Dataset items:
○ ○ ○

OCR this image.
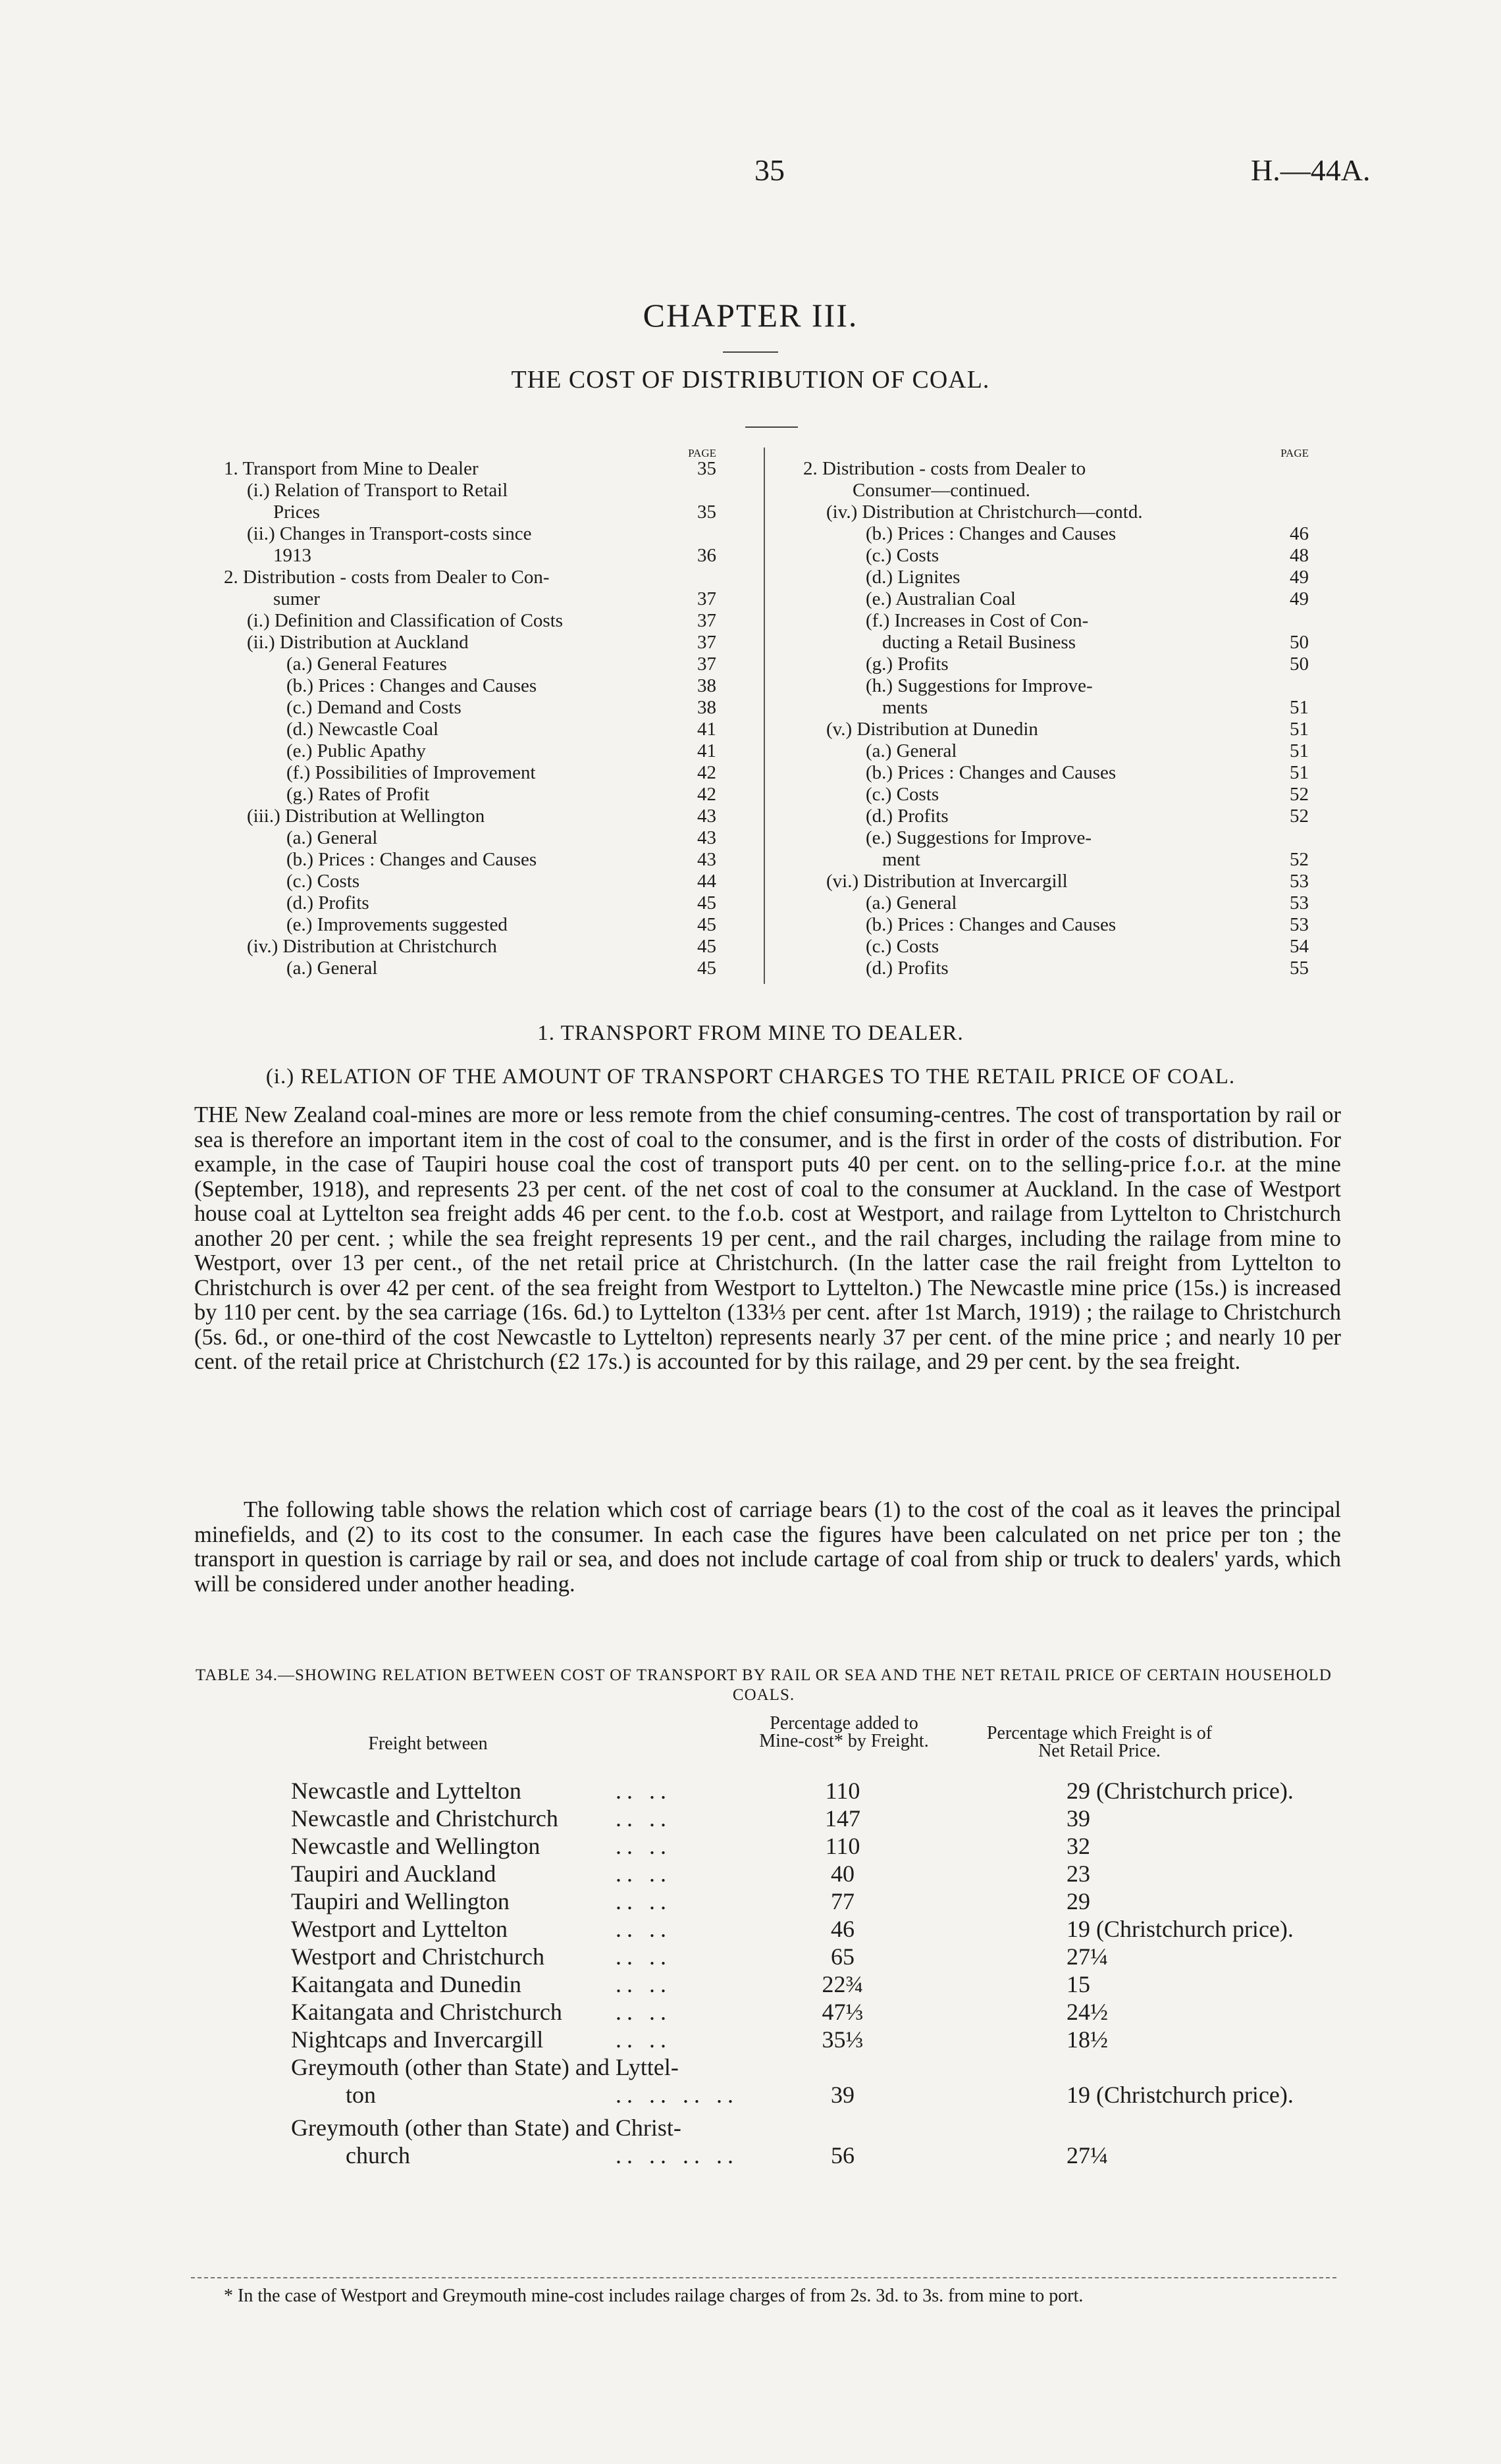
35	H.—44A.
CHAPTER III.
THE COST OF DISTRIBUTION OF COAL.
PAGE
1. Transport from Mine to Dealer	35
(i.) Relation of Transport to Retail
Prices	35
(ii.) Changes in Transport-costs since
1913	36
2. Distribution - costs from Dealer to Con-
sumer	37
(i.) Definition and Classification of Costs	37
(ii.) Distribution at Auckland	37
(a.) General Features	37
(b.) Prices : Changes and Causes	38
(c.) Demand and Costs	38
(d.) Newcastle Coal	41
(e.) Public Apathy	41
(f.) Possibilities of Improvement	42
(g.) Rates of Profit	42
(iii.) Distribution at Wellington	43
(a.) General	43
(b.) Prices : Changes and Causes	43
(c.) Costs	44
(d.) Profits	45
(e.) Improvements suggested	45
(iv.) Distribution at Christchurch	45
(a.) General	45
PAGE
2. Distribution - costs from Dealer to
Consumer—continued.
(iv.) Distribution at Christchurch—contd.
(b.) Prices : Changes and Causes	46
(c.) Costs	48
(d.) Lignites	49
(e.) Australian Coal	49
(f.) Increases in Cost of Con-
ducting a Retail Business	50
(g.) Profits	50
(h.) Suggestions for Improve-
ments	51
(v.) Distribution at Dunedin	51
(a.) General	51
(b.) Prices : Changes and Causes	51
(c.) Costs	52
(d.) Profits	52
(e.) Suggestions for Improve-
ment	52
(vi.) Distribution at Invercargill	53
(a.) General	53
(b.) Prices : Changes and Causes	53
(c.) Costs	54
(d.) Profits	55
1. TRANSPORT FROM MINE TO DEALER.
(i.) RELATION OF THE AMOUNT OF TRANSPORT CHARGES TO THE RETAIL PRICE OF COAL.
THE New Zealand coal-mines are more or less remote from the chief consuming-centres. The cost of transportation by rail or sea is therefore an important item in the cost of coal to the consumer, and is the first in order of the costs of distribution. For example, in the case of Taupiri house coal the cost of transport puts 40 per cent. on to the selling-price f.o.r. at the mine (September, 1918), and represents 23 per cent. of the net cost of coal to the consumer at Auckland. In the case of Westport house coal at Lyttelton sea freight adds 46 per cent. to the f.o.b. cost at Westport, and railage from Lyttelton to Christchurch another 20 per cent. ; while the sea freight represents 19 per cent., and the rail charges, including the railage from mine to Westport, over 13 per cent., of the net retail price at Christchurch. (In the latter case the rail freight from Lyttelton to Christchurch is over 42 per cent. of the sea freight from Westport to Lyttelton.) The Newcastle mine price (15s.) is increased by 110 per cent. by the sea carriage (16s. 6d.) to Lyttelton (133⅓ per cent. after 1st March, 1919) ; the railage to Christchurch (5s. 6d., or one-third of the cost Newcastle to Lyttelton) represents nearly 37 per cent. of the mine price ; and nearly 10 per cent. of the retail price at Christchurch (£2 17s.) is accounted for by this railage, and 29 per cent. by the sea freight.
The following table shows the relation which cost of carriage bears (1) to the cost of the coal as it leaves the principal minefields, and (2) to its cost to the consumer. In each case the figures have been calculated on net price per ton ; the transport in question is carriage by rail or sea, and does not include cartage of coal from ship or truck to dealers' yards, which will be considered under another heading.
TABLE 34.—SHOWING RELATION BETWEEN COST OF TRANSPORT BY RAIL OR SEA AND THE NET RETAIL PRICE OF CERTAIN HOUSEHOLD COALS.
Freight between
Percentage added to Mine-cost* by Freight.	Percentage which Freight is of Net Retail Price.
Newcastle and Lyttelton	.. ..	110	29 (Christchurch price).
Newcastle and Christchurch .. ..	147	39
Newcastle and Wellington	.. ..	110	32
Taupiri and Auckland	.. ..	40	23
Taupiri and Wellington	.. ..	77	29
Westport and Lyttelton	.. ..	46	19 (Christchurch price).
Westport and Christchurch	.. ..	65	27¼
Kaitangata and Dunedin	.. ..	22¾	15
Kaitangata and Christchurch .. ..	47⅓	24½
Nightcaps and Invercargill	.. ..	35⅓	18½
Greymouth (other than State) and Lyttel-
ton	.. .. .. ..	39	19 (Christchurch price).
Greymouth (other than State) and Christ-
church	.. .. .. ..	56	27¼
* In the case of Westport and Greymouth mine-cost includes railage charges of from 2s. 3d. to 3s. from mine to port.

○ ○ ○

> _Work to be completed_: All preceding records should be duplicated verbatim, images excepted.

> _Expected answer_:
OCR this image.
35	H.—44A.
CHAPTER III.
THE COST OF DISTRIBUTION OF COAL.
PAGE
1. Transport from Mine to Dealer	35
(i.) Relation of Transport to Retail
Prices	35
(ii.) Changes in Transport-costs since
1913	36
2. Distribution - costs from Dealer to Con-
sumer	37
(i.) Definition and Classification of Costs	37
(ii.) Distribution at Auckland	37
(a.) General Features	37
(b.) Prices : Changes and Causes	38
(c.) Demand and Costs	38
(d.) Newcastle Coal	41
(e.) Public Apathy	41
(f.) Possibilities of Improvement	42
(g.) Rates of Profit	42
(iii.) Distribution at Wellington	43
(a.) General	43
(b.) Prices : Changes and Causes	43
(c.) Costs	44
(d.) Profits	45
(e.) Improvements suggested	45
(iv.) Distribution at Christchurch	45
(a.) General	45
PAGE
2. Distribution - costs from Dealer to
Consumer—continued.
(iv.) Distribution at Christchurch—contd.
(b.) Prices : Changes and Causes	46
(c.) Costs	48
(d.) Lignites	49
(e.) Australian Coal	49
(f.) Increases in Cost of Con-
ducting a Retail Business	50
(g.) Profits	50
(h.) Suggestions for Improve-
ments	51
(v.) Distribution at Dunedin	51
(a.) General	51
(b.) Prices : Changes and Causes	51
(c.) Costs	52
(d.) Profits	52
(e.) Suggestions for Improve-
ment	52
(vi.) Distribution at Invercargill	53
(a.) General	53
(b.) Prices : Changes and Causes	53
(c.) Costs	54
(d.) Profits	55
1. TRANSPORT FROM MINE TO DEALER.
(i.) RELATION OF THE AMOUNT OF TRANSPORT CHARGES TO THE RETAIL PRICE OF COAL.
THE New Zealand coal-mines are more or less remote from the chief consuming-centres. The cost of transportation by rail or sea is therefore an important item in the cost of coal to the consumer, and is the first in order of the costs of distribution. For example, in the case of Taupiri house coal the cost of transport puts 40 per cent. on to the selling-price f.o.r. at the mine (September, 1918), and represents 23 per cent. of the net cost of coal to the consumer at Auckland. In the case of Westport house coal at Lyttelton sea freight adds 46 per cent. to the f.o.b. cost at Westport, and railage from Lyttelton to Christchurch another 20 per cent. ; while the sea freight represents 19 per cent., and the rail charges, including the railage from mine to Westport, over 13 per cent., of the net retail price at Christchurch. (In the latter case the rail freight from Lyttelton to Christchurch is over 42 per cent. of the sea freight from Westport to Lyttelton.) The Newcastle mine price (15s.) is increased by 110 per cent. by the sea carriage (16s. 6d.) to Lyttelton (133⅓ per cent. after 1st March, 1919) ; the railage to Christchurch (5s. 6d., or one-third of the cost Newcastle to Lyttelton) represents nearly 37 per cent. of the mine price ; and nearly 10 per cent. of the retail price at Christchurch (£2 17s.) is accounted for by this railage, and 29 per cent. by the sea freight.
The following table shows the relation which cost of carriage bears (1) to the cost of the coal as it leaves the principal minefields, and (2) to its cost to the consumer. In each case the figures have been calculated on net price per ton ; the transport in question is carriage by rail or sea, and does not include cartage of coal from ship or truck to dealers' yards, which will be considered under another heading.
TABLE 34.—SHOWING RELATION BETWEEN COST OF TRANSPORT BY RAIL OR SEA AND THE NET RETAIL PRICE OF CERTAIN HOUSEHOLD COALS.
Freight between
Percentage added to Mine-cost* by Freight.	Percentage which Freight is of Net Retail Price.
Newcastle and Lyttelton	.. ..	110	29 (Christchurch price).
Newcastle and Christchurch .. ..	147	39
Newcastle and Wellington	.. ..	110	32
Taupiri and Auckland	.. ..	40	23
Taupiri and Wellington	.. ..	77	29
Westport and Lyttelton	.. ..	46	19 (Christchurch price).
Westport and Christchurch	.. ..	65	27¼
Kaitangata and Dunedin	.. ..	22¾	15
Kaitangata and Christchurch .. ..	47⅓	24½
Nightcaps and Invercargill	.. ..	35⅓	18½
Greymouth (other than State) and Lyttel-
ton	.. .. .. ..	39	19 (Christchurch price).
Greymouth (other than State) and Christ-
church	.. .. .. ..	56	27¼
* In the case of Westport and Greymouth mine-cost includes railage charges of from 2s. 3d. to 3s. from mine to port.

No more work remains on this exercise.